**INSTRUCTIONS FOR THE TASK:** Update these items by changing "plot-frame" to "chart-frame" and keeping every other line the same.

**RECORDED DATA:**
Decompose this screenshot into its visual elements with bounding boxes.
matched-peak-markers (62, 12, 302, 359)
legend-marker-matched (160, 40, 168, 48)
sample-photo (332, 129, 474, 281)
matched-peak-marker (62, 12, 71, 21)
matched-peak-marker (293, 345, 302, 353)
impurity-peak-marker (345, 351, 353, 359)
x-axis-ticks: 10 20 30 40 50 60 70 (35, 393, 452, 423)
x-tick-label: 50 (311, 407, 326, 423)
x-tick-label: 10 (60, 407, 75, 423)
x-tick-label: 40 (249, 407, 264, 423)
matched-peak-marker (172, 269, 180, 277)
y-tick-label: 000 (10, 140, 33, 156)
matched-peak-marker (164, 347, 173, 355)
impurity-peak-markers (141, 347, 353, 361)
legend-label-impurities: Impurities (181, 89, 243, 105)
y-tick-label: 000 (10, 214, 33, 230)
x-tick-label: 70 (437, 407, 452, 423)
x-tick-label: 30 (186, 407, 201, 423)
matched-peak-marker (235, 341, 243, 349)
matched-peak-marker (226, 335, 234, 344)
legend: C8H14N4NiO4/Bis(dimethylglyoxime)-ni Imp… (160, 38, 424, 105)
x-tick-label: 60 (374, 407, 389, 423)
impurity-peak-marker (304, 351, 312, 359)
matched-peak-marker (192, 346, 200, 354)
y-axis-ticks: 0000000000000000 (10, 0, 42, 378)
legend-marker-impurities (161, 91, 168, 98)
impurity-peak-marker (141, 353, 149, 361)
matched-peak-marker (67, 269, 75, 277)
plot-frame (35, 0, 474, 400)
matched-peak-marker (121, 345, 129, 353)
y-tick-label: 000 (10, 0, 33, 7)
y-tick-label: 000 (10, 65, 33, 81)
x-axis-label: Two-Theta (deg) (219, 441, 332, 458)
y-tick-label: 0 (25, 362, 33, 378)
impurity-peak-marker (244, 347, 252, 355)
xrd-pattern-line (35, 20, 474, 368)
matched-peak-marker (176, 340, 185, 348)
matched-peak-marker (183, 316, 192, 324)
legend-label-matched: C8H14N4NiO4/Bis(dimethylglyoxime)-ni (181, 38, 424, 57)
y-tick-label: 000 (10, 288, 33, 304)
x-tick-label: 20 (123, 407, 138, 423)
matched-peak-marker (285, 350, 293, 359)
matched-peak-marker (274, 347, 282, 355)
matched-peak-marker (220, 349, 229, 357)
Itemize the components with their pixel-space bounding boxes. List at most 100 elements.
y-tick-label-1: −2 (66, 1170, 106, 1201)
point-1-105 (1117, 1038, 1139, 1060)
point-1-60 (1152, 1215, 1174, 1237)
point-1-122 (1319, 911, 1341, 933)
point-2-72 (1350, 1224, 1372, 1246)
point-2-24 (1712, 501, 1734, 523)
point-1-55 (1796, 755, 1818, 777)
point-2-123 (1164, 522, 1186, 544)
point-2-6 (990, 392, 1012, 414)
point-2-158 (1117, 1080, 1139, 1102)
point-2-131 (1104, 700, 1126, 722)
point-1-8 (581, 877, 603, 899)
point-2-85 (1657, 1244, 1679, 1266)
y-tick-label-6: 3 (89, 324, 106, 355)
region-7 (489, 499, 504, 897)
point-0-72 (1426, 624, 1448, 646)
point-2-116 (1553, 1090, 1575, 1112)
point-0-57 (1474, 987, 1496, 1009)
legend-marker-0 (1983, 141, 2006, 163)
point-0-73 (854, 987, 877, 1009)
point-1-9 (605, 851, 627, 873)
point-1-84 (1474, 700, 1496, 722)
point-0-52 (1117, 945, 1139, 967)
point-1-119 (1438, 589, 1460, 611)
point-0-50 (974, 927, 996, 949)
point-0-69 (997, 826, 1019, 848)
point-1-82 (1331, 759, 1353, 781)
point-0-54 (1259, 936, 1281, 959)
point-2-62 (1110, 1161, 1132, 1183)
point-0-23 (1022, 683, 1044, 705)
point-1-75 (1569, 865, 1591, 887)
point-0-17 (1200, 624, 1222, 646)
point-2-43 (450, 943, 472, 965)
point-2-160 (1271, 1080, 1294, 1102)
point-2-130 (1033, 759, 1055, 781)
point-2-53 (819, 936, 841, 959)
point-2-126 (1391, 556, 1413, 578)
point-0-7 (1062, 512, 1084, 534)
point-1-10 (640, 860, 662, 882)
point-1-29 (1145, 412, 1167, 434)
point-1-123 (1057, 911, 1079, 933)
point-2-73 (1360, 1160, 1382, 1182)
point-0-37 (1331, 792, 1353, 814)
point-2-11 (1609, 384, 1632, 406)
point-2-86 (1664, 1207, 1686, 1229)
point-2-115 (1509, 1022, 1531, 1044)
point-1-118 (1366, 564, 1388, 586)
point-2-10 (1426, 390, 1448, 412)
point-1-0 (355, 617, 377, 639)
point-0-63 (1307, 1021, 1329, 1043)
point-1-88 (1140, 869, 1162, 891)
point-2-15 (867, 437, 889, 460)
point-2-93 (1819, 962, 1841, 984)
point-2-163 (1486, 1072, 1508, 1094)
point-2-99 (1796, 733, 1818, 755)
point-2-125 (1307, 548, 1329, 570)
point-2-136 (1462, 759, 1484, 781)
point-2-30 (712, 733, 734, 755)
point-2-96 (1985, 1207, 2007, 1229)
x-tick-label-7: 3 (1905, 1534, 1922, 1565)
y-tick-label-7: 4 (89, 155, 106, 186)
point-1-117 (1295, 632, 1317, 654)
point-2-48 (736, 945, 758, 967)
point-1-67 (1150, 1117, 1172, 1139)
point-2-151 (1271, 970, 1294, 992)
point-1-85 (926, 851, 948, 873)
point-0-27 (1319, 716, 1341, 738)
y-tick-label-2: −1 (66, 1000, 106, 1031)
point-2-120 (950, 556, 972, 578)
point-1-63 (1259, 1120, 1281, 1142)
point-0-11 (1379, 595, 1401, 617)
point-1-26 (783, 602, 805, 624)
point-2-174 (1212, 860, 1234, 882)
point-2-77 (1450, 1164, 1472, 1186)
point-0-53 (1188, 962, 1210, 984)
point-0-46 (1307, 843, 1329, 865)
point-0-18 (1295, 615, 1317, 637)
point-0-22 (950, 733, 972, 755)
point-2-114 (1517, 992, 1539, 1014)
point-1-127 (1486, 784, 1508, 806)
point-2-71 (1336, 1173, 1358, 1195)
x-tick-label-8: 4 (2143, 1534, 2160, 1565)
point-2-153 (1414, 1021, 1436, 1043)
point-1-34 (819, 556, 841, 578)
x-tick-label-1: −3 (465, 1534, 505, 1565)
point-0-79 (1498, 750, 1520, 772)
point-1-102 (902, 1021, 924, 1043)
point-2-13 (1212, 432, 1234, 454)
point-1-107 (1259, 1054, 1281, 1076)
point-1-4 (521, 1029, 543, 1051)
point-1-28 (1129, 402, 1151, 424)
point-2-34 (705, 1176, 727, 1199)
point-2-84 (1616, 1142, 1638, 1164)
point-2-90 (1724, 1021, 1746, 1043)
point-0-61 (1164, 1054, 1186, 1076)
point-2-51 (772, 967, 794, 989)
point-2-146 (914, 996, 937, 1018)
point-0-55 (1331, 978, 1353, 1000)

**EXERCISE RESPONSE:**
Decompose this screenshot into its visual elements with bounding boxes.
matched-peak-markers (62, 12, 302, 359)
legend-marker-matched (160, 40, 168, 48)
sample-photo (332, 129, 474, 281)
matched-peak-marker (62, 12, 71, 21)
matched-peak-marker (293, 345, 302, 353)
impurity-peak-marker (345, 351, 353, 359)
x-axis-ticks: 10 20 30 40 50 60 70 (35, 393, 452, 423)
x-tick-label: 50 (311, 407, 326, 423)
x-tick-label: 10 (60, 407, 75, 423)
x-tick-label: 40 (249, 407, 264, 423)
matched-peak-marker (172, 269, 180, 277)
y-tick-label: 000 (10, 140, 33, 156)
matched-peak-marker (164, 347, 173, 355)
impurity-peak-markers (141, 347, 353, 361)
legend-label-impurities: Impurities (181, 89, 243, 105)
y-tick-label: 000 (10, 214, 33, 230)
x-tick-label: 70 (437, 407, 452, 423)
x-tick-label: 30 (186, 407, 201, 423)
matched-peak-marker (235, 341, 243, 349)
matched-peak-marker (226, 335, 234, 344)
legend: C8H14N4NiO4/Bis(dimethylglyoxime)-ni Imp… (160, 38, 424, 105)
x-tick-label: 60 (374, 407, 389, 423)
impurity-peak-marker (304, 351, 312, 359)
matched-peak-marker (192, 346, 200, 354)
y-axis-ticks: 0000000000000000 (10, 0, 42, 378)
legend-marker-impurities (161, 91, 168, 98)
impurity-peak-marker (141, 353, 149, 361)
matched-peak-marker (67, 269, 75, 277)
chart-frame (35, 0, 474, 400)
matched-peak-marker (121, 345, 129, 353)
y-tick-label: 000 (10, 0, 33, 7)
y-tick-label: 000 (10, 65, 33, 81)
x-axis-label: Two-Theta (deg) (219, 441, 332, 458)
y-tick-label: 0 (25, 362, 33, 378)
impurity-peak-marker (244, 347, 252, 355)
xrd-pattern-line (35, 20, 474, 368)
matched-peak-marker (176, 340, 185, 348)
matched-peak-marker (183, 316, 192, 324)
legend-label-matched: C8H14N4NiO4/Bis(dimethylglyoxime)-ni (181, 38, 424, 57)
y-tick-label: 000 (10, 288, 33, 304)
x-tick-label: 20 (123, 407, 138, 423)
matched-peak-marker (285, 350, 293, 359)
matched-peak-marker (274, 347, 282, 355)
matched-peak-marker (220, 349, 229, 357)
Itemize the components with their pixel-space bounding boxes. List at most 100 elements.
y-tick-label-1: −2 (66, 1170, 106, 1201)
point-1-105 (1117, 1038, 1139, 1060)
point-1-60 (1152, 1215, 1174, 1237)
point-1-122 (1319, 911, 1341, 933)
point-2-72 (1350, 1224, 1372, 1246)
point-2-24 (1712, 501, 1734, 523)
point-1-55 (1796, 755, 1818, 777)
point-2-123 (1164, 522, 1186, 544)
point-2-6 (990, 392, 1012, 414)
point-2-158 (1117, 1080, 1139, 1102)
point-2-131 (1104, 700, 1126, 722)
point-1-8 (581, 877, 603, 899)
point-2-85 (1657, 1244, 1679, 1266)
y-tick-label-6: 3 (89, 324, 106, 355)
region-7 (489, 499, 504, 897)
point-0-72 (1426, 624, 1448, 646)
point-2-116 (1553, 1090, 1575, 1112)
point-0-57 (1474, 987, 1496, 1009)
legend-marker-0 (1983, 141, 2006, 163)
point-0-73 (854, 987, 877, 1009)
point-1-9 (605, 851, 627, 873)
point-1-84 (1474, 700, 1496, 722)
point-0-52 (1117, 945, 1139, 967)
point-1-119 (1438, 589, 1460, 611)
point-0-50 (974, 927, 996, 949)
point-0-69 (997, 826, 1019, 848)
point-1-82 (1331, 759, 1353, 781)
point-0-54 (1259, 936, 1281, 959)
point-2-62 (1110, 1161, 1132, 1183)
point-0-23 (1022, 683, 1044, 705)
point-1-75 (1569, 865, 1591, 887)
point-0-17 (1200, 624, 1222, 646)
point-2-43 (450, 943, 472, 965)
point-2-160 (1271, 1080, 1294, 1102)
point-2-130 (1033, 759, 1055, 781)
point-2-53 (819, 936, 841, 959)
point-2-126 (1391, 556, 1413, 578)
point-0-7 (1062, 512, 1084, 534)
point-1-10 (640, 860, 662, 882)
point-1-29 (1145, 412, 1167, 434)
point-1-123 (1057, 911, 1079, 933)
point-2-73 (1360, 1160, 1382, 1182)
point-0-37 (1331, 792, 1353, 814)
point-2-11 (1609, 384, 1632, 406)
point-2-86 (1664, 1207, 1686, 1229)
point-2-115 (1509, 1022, 1531, 1044)
point-1-118 (1366, 564, 1388, 586)
point-2-10 (1426, 390, 1448, 412)
point-1-0 (355, 617, 377, 639)
point-0-63 (1307, 1021, 1329, 1043)
point-1-88 (1140, 869, 1162, 891)
point-2-15 (867, 437, 889, 460)
point-2-93 (1819, 962, 1841, 984)
point-2-163 (1486, 1072, 1508, 1094)
point-2-99 (1796, 733, 1818, 755)
point-2-125 (1307, 548, 1329, 570)
point-2-136 (1462, 759, 1484, 781)
point-2-30 (712, 733, 734, 755)
point-2-96 (1985, 1207, 2007, 1229)
x-tick-label-7: 3 (1905, 1534, 1922, 1565)
y-tick-label-7: 4 (89, 155, 106, 186)
point-1-117 (1295, 632, 1317, 654)
point-2-48 (736, 945, 758, 967)
point-1-67 (1150, 1117, 1172, 1139)
point-2-151 (1271, 970, 1294, 992)
point-1-85 (926, 851, 948, 873)
point-0-27 (1319, 716, 1341, 738)
y-tick-label-2: −1 (66, 1000, 106, 1031)
point-2-120 (950, 556, 972, 578)
point-1-63 (1259, 1120, 1281, 1142)
point-0-11 (1379, 595, 1401, 617)
point-1-26 (783, 602, 805, 624)
point-2-174 (1212, 860, 1234, 882)
point-2-77 (1450, 1164, 1472, 1186)
point-0-53 (1188, 962, 1210, 984)
point-0-46 (1307, 843, 1329, 865)
point-0-18 (1295, 615, 1317, 637)
point-0-22 (950, 733, 972, 755)
point-2-114 (1517, 992, 1539, 1014)
point-1-127 (1486, 784, 1508, 806)
point-2-71 (1336, 1173, 1358, 1195)
x-tick-label-8: 4 (2143, 1534, 2160, 1565)
point-2-153 (1414, 1021, 1436, 1043)
point-1-34 (819, 556, 841, 578)
x-tick-label-1: −3 (465, 1534, 505, 1565)
point-0-79 (1498, 750, 1520, 772)
point-1-102 (902, 1021, 924, 1043)
point-2-13 (1212, 432, 1234, 454)
point-1-107 (1259, 1054, 1281, 1076)
point-1-4 (521, 1029, 543, 1051)
point-1-28 (1129, 402, 1151, 424)
point-2-34 (705, 1176, 727, 1199)
point-2-84 (1616, 1142, 1638, 1164)
point-2-90 (1724, 1021, 1746, 1043)
point-0-61 (1164, 1054, 1186, 1076)
point-2-51 (772, 967, 794, 989)
point-2-146 (914, 996, 937, 1018)
point-0-55 (1331, 978, 1353, 1000)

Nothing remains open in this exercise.